(Entries from a data source)
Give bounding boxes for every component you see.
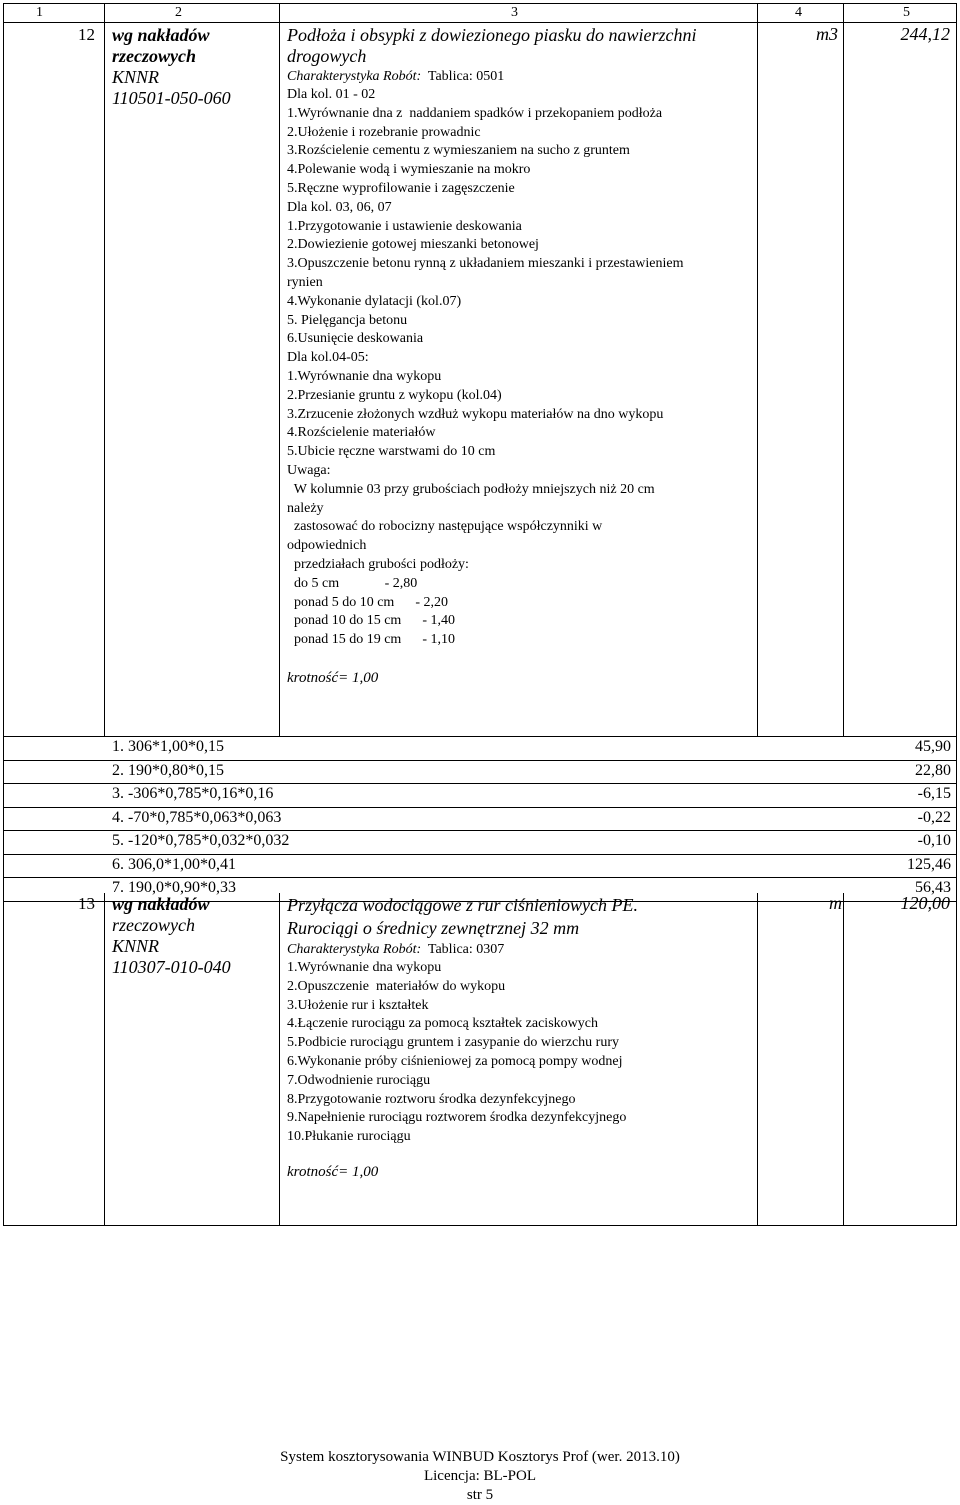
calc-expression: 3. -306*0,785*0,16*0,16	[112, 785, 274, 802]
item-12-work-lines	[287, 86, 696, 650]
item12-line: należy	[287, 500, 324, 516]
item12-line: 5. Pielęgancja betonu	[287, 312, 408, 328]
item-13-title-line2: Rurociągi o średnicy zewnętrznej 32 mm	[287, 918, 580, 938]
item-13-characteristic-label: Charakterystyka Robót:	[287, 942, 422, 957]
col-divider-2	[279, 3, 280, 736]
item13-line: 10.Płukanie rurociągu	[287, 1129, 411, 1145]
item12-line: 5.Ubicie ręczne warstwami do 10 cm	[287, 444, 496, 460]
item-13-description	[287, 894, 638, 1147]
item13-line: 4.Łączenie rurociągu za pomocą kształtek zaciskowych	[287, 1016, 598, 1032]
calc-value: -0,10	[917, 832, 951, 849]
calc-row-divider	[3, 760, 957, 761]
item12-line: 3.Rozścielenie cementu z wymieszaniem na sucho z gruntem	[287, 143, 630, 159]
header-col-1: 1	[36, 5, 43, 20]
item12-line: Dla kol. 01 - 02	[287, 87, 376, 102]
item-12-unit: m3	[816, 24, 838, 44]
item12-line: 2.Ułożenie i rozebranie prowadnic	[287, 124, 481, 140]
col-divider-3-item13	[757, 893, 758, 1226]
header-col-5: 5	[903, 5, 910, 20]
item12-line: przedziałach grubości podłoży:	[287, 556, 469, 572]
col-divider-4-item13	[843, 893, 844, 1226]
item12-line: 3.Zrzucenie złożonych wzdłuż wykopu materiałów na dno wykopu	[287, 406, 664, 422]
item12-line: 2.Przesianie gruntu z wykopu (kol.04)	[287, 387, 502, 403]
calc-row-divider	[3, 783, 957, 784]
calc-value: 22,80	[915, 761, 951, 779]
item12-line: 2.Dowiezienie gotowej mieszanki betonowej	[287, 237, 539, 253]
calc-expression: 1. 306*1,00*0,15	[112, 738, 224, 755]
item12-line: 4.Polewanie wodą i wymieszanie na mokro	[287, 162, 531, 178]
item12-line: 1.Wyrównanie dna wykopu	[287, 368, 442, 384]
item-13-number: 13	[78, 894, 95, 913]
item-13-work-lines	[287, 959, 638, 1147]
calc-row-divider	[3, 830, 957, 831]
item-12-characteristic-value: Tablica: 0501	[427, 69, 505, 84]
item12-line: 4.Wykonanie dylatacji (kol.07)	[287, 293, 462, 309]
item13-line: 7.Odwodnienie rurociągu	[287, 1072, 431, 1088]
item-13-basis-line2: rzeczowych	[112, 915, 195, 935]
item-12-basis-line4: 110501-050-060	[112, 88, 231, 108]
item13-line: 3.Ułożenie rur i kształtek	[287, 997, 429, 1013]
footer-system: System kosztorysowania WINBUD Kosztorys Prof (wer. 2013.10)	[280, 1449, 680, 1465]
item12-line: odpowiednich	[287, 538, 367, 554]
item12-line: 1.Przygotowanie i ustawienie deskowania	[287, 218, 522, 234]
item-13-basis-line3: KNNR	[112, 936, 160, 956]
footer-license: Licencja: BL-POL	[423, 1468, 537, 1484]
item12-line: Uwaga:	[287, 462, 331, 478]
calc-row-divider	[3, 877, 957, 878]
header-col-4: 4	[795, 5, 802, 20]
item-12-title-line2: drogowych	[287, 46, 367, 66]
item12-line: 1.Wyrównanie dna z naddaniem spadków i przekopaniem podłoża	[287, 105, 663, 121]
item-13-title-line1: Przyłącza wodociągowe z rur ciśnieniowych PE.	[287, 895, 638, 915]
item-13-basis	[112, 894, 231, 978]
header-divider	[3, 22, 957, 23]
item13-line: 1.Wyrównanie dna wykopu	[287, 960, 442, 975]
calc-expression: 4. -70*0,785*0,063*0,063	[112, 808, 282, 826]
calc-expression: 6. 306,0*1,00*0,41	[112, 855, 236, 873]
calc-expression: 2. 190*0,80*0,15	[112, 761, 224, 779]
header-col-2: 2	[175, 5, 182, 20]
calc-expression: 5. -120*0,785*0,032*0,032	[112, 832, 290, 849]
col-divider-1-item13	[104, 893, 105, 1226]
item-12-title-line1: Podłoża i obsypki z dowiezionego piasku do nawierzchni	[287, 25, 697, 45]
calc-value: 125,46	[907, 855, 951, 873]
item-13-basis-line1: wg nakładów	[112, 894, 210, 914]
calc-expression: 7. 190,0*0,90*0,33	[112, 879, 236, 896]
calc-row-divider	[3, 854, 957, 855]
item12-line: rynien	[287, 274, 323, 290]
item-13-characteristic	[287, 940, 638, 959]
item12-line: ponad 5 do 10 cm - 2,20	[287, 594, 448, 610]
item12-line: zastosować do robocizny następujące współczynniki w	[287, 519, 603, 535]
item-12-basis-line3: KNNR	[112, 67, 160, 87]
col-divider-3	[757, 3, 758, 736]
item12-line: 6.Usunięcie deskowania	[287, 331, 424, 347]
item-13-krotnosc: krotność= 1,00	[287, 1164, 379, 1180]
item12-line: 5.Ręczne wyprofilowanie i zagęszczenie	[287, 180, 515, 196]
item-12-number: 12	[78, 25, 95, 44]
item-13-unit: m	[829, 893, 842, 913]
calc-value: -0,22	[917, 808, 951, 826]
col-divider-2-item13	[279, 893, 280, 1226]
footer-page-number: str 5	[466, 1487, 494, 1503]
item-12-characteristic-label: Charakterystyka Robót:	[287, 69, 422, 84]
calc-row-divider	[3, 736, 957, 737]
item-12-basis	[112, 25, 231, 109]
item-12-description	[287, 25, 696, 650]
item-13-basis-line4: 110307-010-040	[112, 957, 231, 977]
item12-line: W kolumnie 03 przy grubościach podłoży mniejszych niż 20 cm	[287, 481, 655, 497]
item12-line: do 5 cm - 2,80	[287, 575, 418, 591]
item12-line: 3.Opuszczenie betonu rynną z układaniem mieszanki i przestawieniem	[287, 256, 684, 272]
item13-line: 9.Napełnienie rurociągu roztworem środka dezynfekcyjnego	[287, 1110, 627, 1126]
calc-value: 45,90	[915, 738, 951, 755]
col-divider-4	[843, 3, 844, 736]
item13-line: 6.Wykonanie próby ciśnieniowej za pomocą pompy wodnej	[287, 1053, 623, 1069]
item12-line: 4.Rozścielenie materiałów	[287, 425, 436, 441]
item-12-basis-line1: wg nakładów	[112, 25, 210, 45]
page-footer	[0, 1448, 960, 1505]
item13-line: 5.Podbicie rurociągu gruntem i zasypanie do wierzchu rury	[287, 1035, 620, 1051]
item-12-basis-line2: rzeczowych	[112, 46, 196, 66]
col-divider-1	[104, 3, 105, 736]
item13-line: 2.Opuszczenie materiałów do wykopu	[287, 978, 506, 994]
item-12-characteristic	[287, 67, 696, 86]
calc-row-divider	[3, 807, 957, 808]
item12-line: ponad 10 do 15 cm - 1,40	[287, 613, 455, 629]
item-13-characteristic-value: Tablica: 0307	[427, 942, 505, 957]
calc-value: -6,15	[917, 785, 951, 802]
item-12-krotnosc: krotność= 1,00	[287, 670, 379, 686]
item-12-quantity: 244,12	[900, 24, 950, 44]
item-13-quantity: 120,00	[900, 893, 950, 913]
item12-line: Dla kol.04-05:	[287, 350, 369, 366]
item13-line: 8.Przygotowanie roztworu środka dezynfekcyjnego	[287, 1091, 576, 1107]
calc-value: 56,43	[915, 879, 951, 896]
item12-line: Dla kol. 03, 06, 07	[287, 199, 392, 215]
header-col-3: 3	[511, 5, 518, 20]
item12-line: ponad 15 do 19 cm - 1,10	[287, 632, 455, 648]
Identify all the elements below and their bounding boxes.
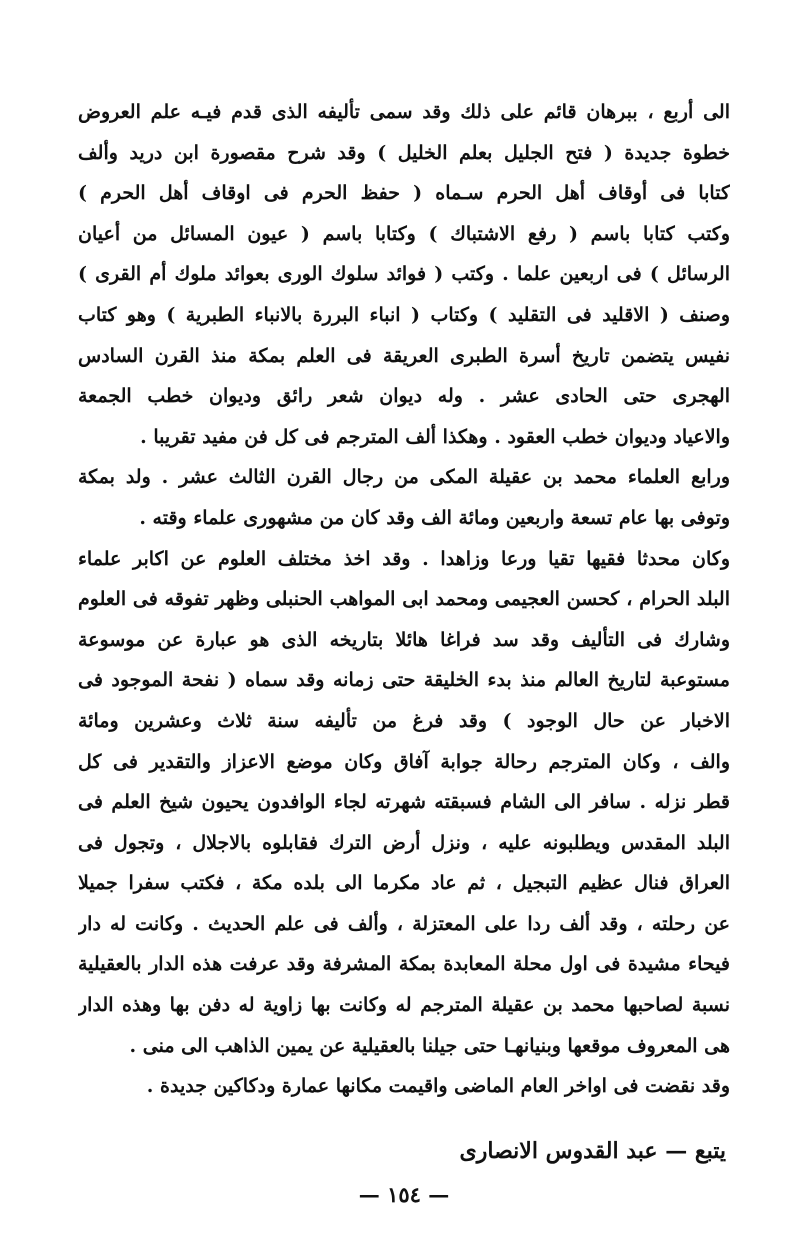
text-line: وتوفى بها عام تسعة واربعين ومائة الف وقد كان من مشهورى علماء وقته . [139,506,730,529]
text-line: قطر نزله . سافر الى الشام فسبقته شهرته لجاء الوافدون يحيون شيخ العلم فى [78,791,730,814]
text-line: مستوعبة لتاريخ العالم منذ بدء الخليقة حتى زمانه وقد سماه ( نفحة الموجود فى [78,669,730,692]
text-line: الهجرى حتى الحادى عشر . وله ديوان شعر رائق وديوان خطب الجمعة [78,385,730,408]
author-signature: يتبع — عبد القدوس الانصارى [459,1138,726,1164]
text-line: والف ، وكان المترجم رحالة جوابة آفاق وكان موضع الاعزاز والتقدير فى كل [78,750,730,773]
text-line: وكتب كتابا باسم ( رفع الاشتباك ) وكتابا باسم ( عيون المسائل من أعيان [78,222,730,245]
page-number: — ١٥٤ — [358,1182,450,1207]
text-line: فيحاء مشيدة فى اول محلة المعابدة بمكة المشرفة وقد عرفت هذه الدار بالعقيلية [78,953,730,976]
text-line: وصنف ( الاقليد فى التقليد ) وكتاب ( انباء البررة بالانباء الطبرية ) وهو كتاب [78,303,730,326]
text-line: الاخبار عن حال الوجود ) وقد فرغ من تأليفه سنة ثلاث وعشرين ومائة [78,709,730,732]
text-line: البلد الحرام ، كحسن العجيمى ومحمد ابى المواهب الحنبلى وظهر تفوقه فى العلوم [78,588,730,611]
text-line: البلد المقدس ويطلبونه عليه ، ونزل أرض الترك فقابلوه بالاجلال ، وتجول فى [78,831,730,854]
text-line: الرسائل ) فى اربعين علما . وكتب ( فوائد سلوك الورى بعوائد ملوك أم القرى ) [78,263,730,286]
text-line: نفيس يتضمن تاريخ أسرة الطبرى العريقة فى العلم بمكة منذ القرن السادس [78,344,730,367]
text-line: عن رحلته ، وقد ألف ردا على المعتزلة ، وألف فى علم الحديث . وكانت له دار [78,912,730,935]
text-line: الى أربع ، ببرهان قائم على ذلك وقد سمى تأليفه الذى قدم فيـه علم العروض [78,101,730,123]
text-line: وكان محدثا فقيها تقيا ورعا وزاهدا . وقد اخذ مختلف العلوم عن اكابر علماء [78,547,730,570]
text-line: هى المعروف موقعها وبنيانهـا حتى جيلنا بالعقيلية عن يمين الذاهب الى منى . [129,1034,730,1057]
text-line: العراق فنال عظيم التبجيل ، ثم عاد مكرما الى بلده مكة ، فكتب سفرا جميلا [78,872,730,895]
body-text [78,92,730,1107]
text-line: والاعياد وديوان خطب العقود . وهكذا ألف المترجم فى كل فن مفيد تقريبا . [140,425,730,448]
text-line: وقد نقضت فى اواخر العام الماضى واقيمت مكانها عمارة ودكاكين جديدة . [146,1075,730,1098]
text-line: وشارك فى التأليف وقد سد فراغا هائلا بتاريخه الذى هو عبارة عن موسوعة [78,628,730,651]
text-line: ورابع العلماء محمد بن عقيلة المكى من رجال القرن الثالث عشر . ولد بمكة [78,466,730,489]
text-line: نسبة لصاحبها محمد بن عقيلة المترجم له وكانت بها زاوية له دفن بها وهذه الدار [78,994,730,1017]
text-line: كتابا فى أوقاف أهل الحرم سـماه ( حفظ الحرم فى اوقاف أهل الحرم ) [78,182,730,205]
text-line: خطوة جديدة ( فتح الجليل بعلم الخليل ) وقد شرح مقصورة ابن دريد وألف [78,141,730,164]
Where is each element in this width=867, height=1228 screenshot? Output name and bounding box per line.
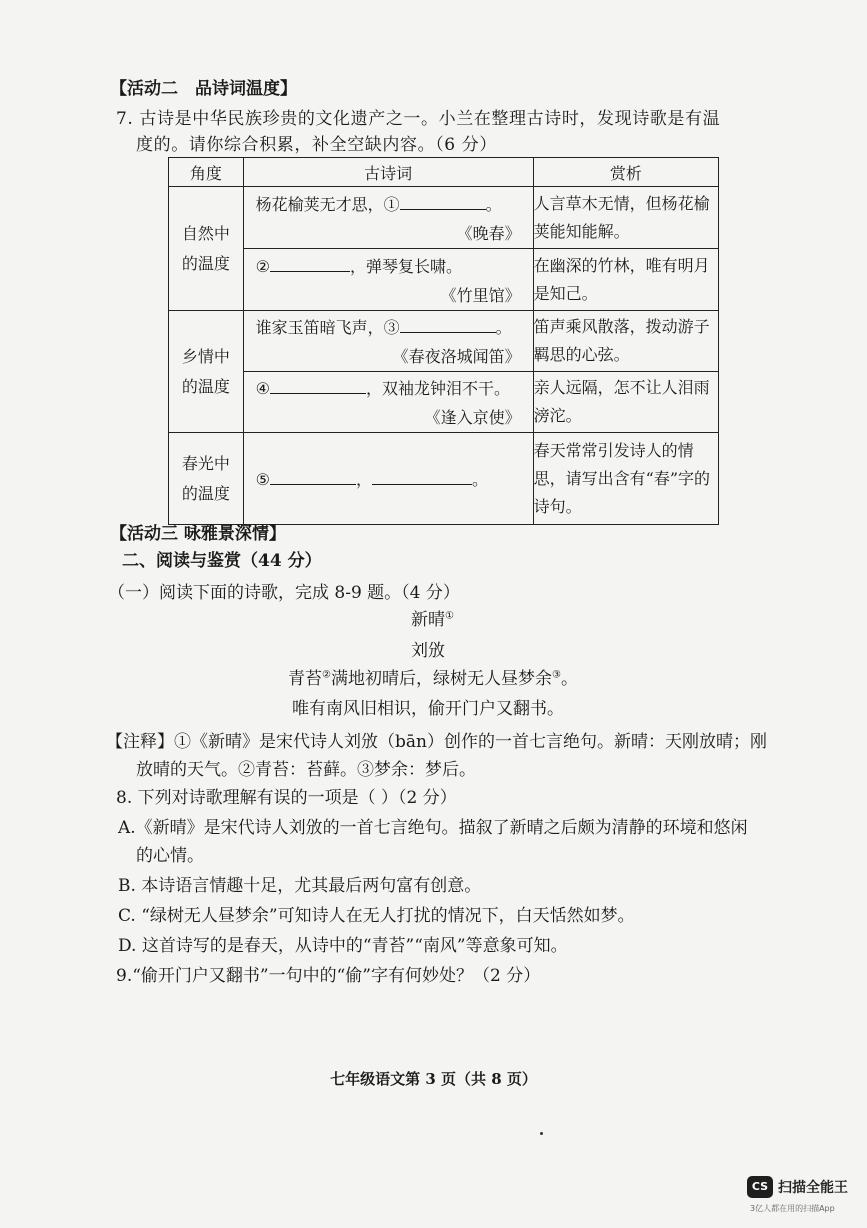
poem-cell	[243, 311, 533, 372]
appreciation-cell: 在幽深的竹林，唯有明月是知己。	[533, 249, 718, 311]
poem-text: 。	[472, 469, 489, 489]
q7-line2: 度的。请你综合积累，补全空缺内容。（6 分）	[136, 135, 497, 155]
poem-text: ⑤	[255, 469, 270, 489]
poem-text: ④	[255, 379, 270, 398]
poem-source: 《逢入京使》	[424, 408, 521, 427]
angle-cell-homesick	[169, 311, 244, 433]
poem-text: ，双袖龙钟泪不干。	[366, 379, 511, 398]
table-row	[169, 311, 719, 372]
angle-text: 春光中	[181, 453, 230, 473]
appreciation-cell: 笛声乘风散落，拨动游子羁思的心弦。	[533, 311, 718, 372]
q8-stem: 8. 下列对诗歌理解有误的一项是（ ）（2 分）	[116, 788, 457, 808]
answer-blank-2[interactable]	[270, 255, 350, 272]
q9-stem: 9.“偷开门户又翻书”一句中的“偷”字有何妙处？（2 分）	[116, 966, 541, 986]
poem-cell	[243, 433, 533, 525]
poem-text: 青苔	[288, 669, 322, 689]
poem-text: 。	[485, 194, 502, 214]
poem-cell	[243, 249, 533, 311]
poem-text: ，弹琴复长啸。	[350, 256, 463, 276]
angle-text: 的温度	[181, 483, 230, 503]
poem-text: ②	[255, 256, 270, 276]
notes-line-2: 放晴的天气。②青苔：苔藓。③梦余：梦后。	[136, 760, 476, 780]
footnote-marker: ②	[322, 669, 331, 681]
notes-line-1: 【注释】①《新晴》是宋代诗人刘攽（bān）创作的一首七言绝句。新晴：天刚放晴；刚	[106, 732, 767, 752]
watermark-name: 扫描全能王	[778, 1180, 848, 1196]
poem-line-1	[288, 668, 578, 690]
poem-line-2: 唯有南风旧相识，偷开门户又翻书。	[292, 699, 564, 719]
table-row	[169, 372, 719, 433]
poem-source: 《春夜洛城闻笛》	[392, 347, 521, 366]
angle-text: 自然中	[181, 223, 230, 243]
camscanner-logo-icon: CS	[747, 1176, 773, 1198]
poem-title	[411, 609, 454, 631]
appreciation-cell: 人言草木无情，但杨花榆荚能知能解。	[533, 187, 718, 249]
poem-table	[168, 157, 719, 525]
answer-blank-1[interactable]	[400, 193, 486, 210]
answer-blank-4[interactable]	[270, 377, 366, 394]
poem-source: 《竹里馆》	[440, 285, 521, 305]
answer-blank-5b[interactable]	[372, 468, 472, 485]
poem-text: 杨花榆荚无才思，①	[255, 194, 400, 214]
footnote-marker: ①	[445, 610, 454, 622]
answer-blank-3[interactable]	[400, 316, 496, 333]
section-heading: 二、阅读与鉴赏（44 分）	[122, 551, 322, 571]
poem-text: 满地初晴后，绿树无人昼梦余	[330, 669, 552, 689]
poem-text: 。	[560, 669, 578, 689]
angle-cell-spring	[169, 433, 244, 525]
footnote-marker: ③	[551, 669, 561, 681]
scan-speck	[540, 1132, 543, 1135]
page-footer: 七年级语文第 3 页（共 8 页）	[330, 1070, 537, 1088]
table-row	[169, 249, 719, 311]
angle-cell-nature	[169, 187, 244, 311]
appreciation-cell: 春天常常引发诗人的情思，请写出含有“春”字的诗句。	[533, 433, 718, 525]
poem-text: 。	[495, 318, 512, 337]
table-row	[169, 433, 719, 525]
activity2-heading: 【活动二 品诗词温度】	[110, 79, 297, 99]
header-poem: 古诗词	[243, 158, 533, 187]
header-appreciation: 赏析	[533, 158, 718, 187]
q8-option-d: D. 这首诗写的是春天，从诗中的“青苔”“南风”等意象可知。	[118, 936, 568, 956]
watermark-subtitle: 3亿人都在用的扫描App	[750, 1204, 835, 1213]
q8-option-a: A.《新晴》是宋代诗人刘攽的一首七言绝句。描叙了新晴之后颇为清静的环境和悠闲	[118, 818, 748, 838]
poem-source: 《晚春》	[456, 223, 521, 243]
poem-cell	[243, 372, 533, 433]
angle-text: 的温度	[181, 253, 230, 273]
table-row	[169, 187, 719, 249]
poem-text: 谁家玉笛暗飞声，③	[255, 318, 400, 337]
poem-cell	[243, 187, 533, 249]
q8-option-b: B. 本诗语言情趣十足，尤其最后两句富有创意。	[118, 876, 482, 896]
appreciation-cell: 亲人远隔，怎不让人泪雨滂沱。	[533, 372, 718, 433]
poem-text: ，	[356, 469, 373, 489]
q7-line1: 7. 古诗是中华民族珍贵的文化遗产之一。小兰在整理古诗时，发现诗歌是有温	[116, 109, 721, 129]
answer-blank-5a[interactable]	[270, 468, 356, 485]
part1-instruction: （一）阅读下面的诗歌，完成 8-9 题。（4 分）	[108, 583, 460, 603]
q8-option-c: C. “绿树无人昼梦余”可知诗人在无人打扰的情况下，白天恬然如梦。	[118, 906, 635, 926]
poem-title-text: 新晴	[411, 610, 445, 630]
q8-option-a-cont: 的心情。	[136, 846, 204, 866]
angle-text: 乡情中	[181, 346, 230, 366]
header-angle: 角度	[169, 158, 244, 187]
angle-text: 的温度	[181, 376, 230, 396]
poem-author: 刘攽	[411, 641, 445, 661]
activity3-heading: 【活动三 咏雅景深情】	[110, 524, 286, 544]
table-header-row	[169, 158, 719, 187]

__WHAT YOU ARE ASKED TO DO__
Copy out the lines of the entries above, starting at the line with "311, 533, 372]" and ending with the line with "311, 244, 433]", both of those included.

__FINAL ANSWER__
poem-cell	[243, 311, 533, 372]
appreciation-cell: 在幽深的竹林，唯有明月是知己。	[533, 249, 718, 311]
poem-text: 。	[472, 469, 489, 489]
q7-line2: 度的。请你综合积累，补全空缺内容。（6 分）	[136, 135, 497, 155]
poem-text: ⑤	[255, 469, 270, 489]
poem-text: ④	[255, 379, 270, 398]
poem-source: 《逢入京使》	[424, 408, 521, 427]
angle-cell-homesick	[169, 311, 244, 433]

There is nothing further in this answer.